PROBLEM REQUIREMENTS.
Leaving out the pictures, transcribe all of the records faithfully.

Items listed in a dataset
○ ○ ○ ○ ○ ○ ○

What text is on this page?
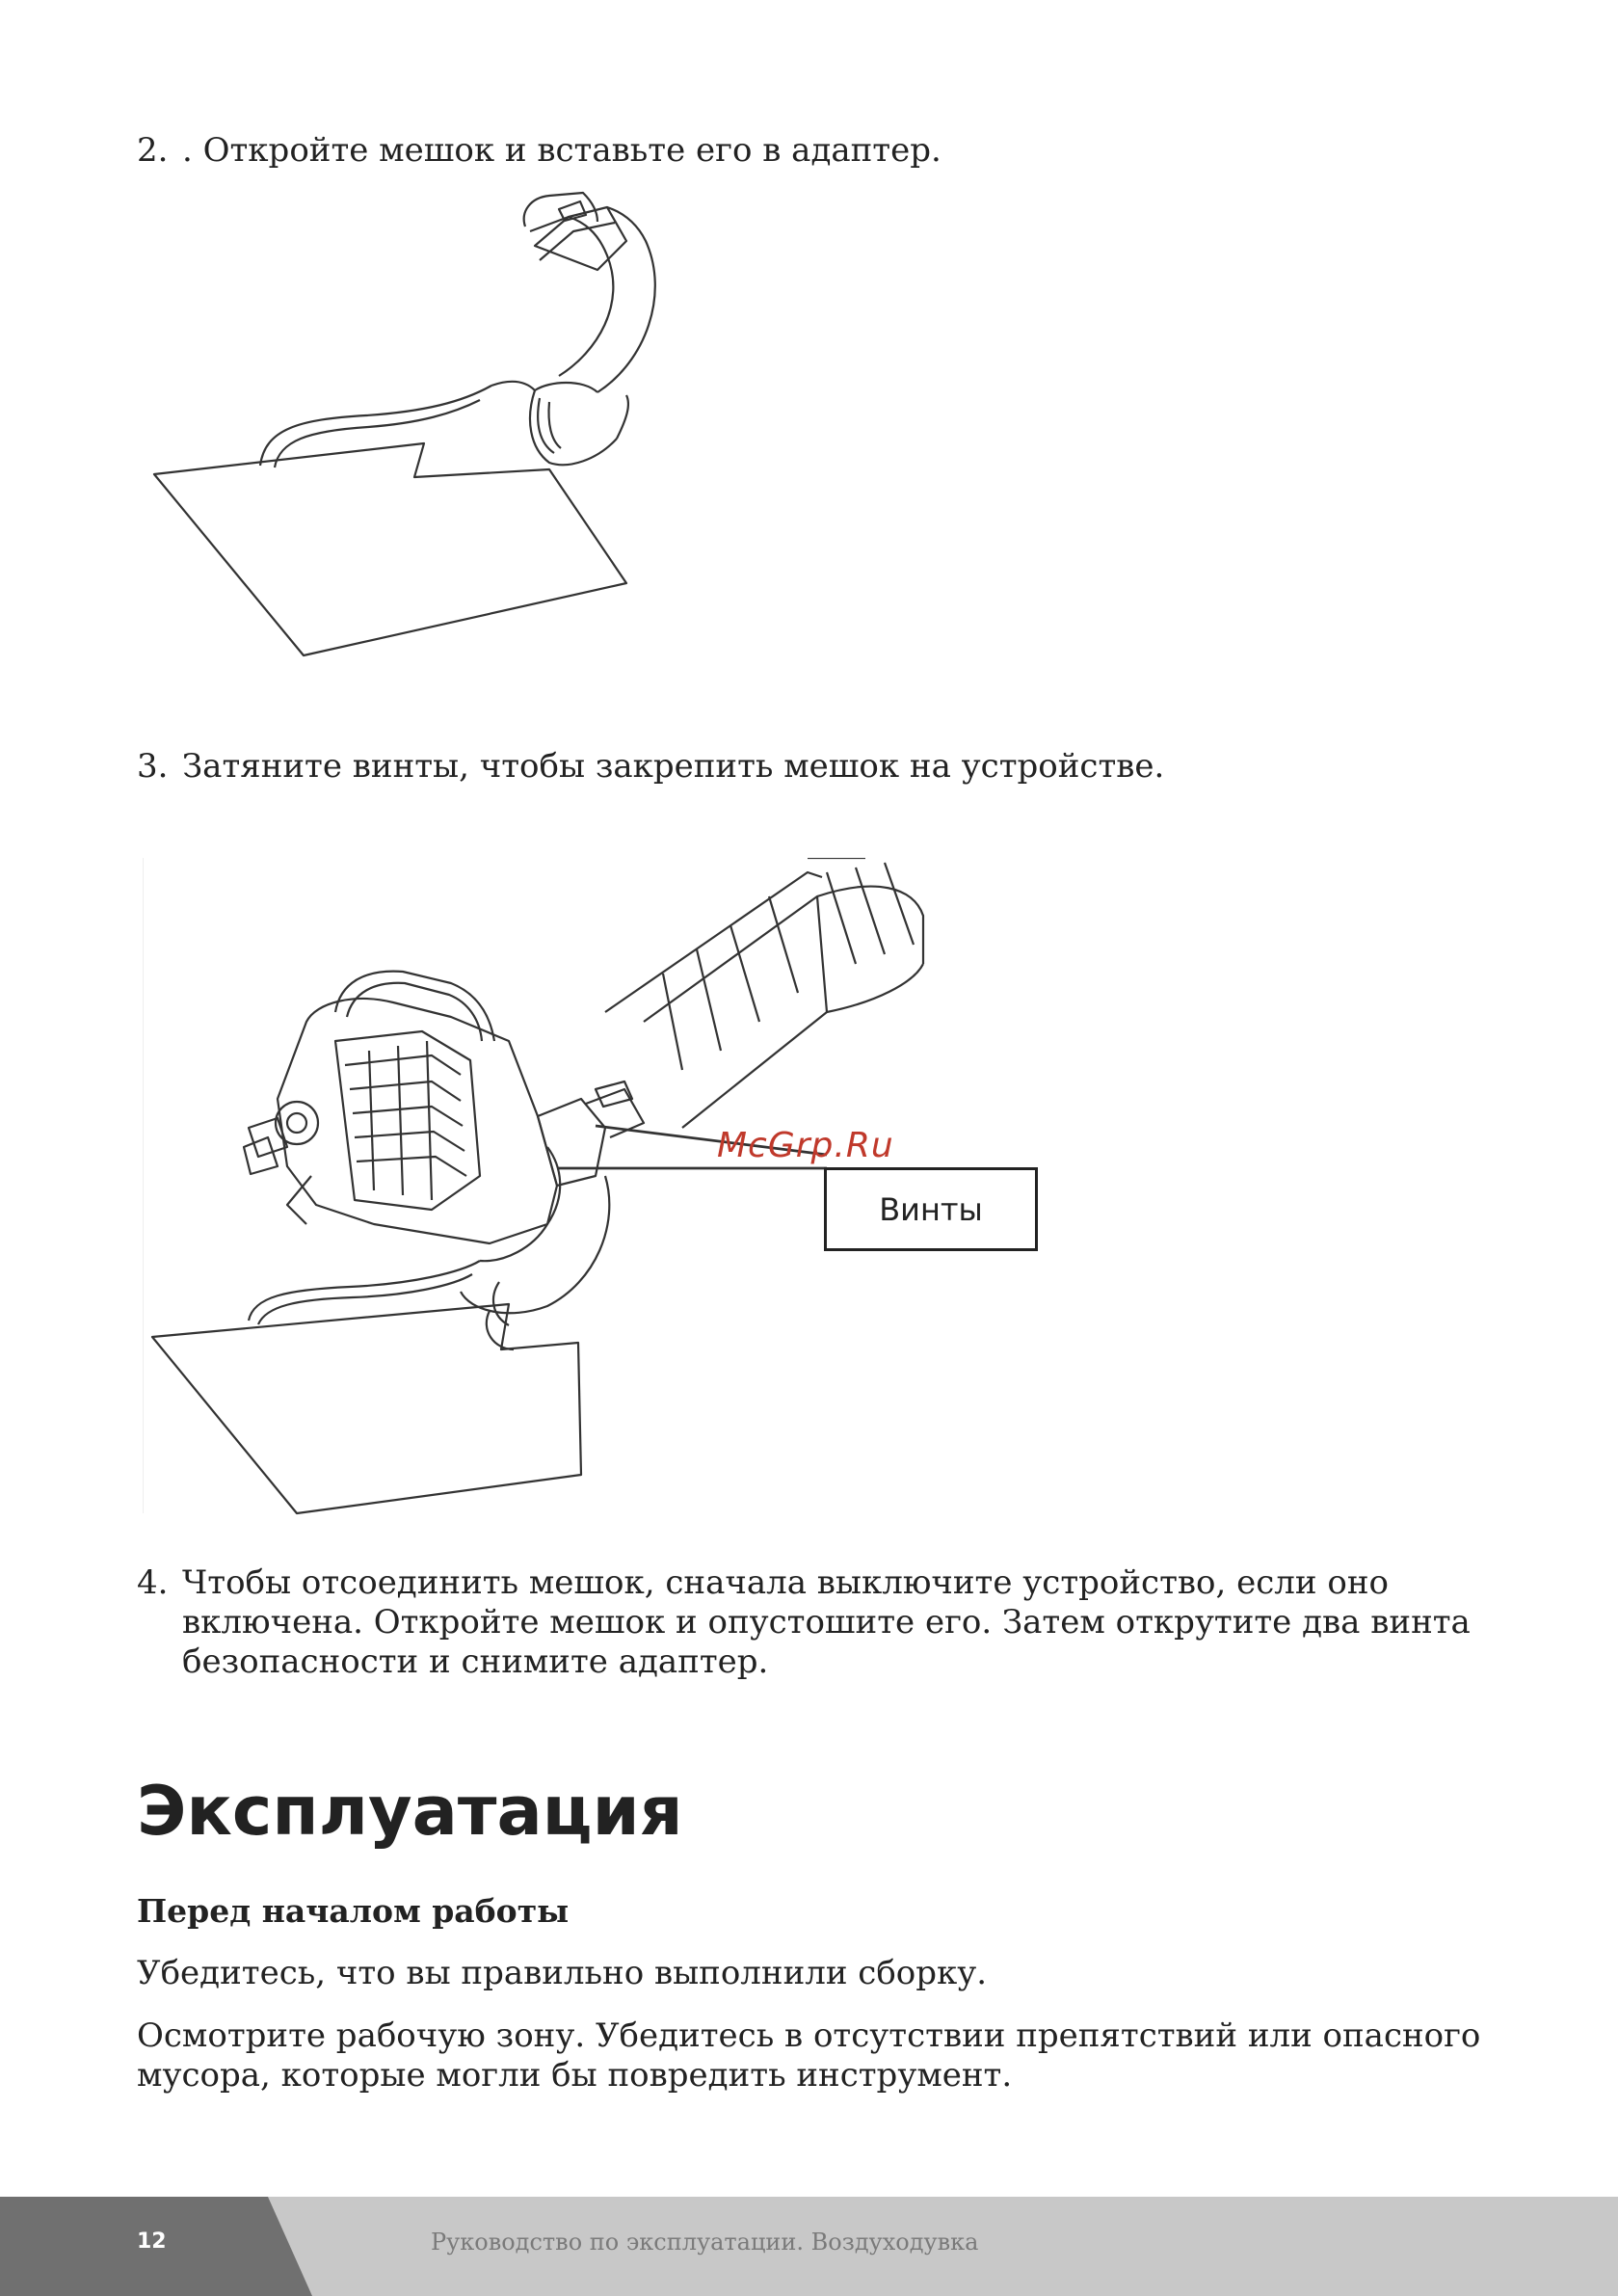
2. . Откройте мешок и вставьте его в адаптер.

3. Затяните винты, чтобы закрепить мешок на устройстве.

McGrp.Ru
Винты

4. Чтобы отсоединить мешок, сначала выключите устройство, если оно включена. Откройте мешок и опустошите его. Затем открутите два винта безопасности и снимите адаптер.

Эксплуатация
Перед началом работы

Убедитесь, что вы правильно выполнили сборку.

Осмотрите рабочую зону. Убедитесь в отсутствии препятствий или опасного мусора, которые могли бы повредить инструмент.

12	Руководство по эксплуатации. Воздуходувка
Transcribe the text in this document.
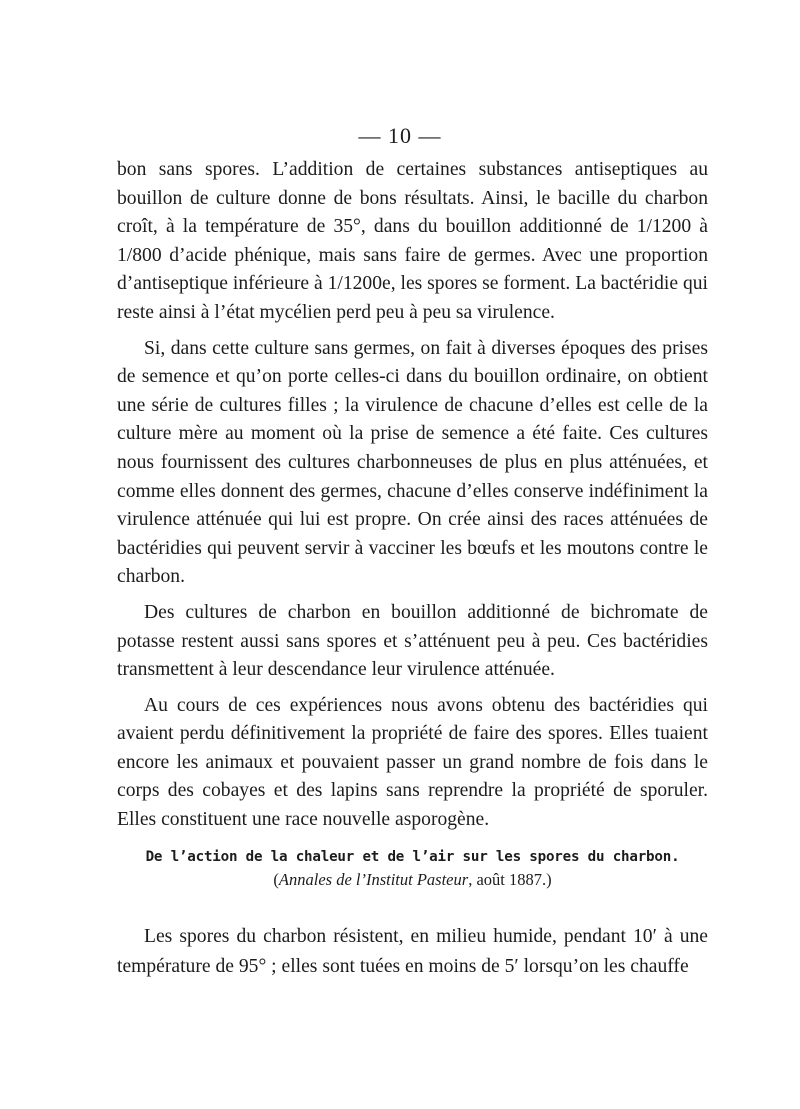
— 10 —

bon sans spores. L’addition de certaines substances antiseptiques au bouillon de culture donne de bons résultats. Ainsi, le bacille du charbon croît, à la température de 35°, dans du bouillon additionné de 1/1200 à 1/800 d’acide phénique, mais sans faire de germes. Avec une proportion d’antiseptique inférieure à 1/1200e, les spores se forment. La bactéridie qui reste ainsi à l’état mycélien perd peu à peu sa virulence.

Si, dans cette culture sans germes, on fait à diverses époques des prises de semence et qu’on porte celles-ci dans du bouillon ordinaire, on obtient une série de cultures filles ; la virulence de chacune d’elles est celle de la culture mère au moment où la prise de semence a été faite. Ces cultures nous fournissent des cultures charbonneuses de plus en plus atténuées, et comme elles donnent des germes, chacune d’elles conserve indéfiniment la virulence atténuée qui lui est propre. On crée ainsi des races atténuées de bactéridies qui peuvent servir à vacciner les bœufs et les moutons contre le charbon.

Des cultures de charbon en bouillon additionné de bichromate de potasse restent aussi sans spores et s’atténuent peu à peu. Ces bactéridies transmettent à leur descendance leur virulence atténuée.

Au cours de ces expériences nous avons obtenu des bactéridies qui avaient perdu définitivement la propriété de faire des spores. Elles tuaient encore les animaux et pouvaient passer un grand nombre de fois dans le corps des cobayes et des lapins sans reprendre la propriété de sporuler. Elles constituent une race nouvelle asporogène.

De l’action de la chaleur et de l’air sur les spores du charbon.
(Annales de l’Institut Pasteur, août 1887.)

Les spores du charbon résistent, en milieu humide, pendant 10′ à une température de 95° ; elles sont tuées en moins de 5′ lorsqu’on les chauffe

○ ○ ○ ○ ○ ○ ○

TASK RESULT.
What text is on this page?
2. . Откройте мешок и вставьте его в адаптер.

3. Затяните винты, чтобы закрепить мешок на устройстве.

McGrp.Ru
Винты

4. Чтобы отсоединить мешок, сначала выключите устройство, если оно включена. Откройте мешок и опустошите его. Затем открутите два винта безопасности и снимите адаптер.

Эксплуатация
Перед началом работы

Убедитесь, что вы правильно выполнили сборку.

Осмотрите рабочую зону. Убедитесь в отсутствии препятствий или опасного мусора, которые могли бы повредить инструмент.

12	Руководство по эксплуатации. Воздуходувка
Transcribe the text in this document.
— 10 —

bon sans spores. L’addition de certaines substances antiseptiques au bouillon de culture donne de bons résultats. Ainsi, le bacille du charbon croît, à la température de 35°, dans du bouillon additionné de 1/1200 à 1/800 d’acide phénique, mais sans faire de germes. Avec une proportion d’antiseptique inférieure à 1/1200e, les spores se forment. La bactéridie qui reste ainsi à l’état mycélien perd peu à peu sa virulence.

Si, dans cette culture sans germes, on fait à diverses époques des prises de semence et qu’on porte celles-ci dans du bouillon ordinaire, on obtient une série de cultures filles ; la virulence de chacune d’elles est celle de la culture mère au moment où la prise de semence a été faite. Ces cultures nous fournissent des cultures charbonneuses de plus en plus atténuées, et comme elles donnent des germes, chacune d’elles conserve indéfiniment la virulence atténuée qui lui est propre. On crée ainsi des races atténuées de bactéridies qui peuvent servir à vacciner les bœufs et les moutons contre le charbon.

Des cultures de charbon en bouillon additionné de bichromate de potasse restent aussi sans spores et s’atténuent peu à peu. Ces bactéridies transmettent à leur descendance leur virulence atténuée.

Au cours de ces expériences nous avons obtenu des bactéridies qui avaient perdu définitivement la propriété de faire des spores. Elles tuaient encore les animaux et pouvaient passer un grand nombre de fois dans le corps des cobayes et des lapins sans reprendre la propriété de sporuler. Elles constituent une race nouvelle asporogène.

De l’action de la chaleur et de l’air sur les spores du charbon.
(Annales de l’Institut Pasteur, août 1887.)

Les spores du charbon résistent, en milieu humide, pendant 10′ à une température de 95° ; elles sont tuées en moins de 5′ lorsqu’on les chauffe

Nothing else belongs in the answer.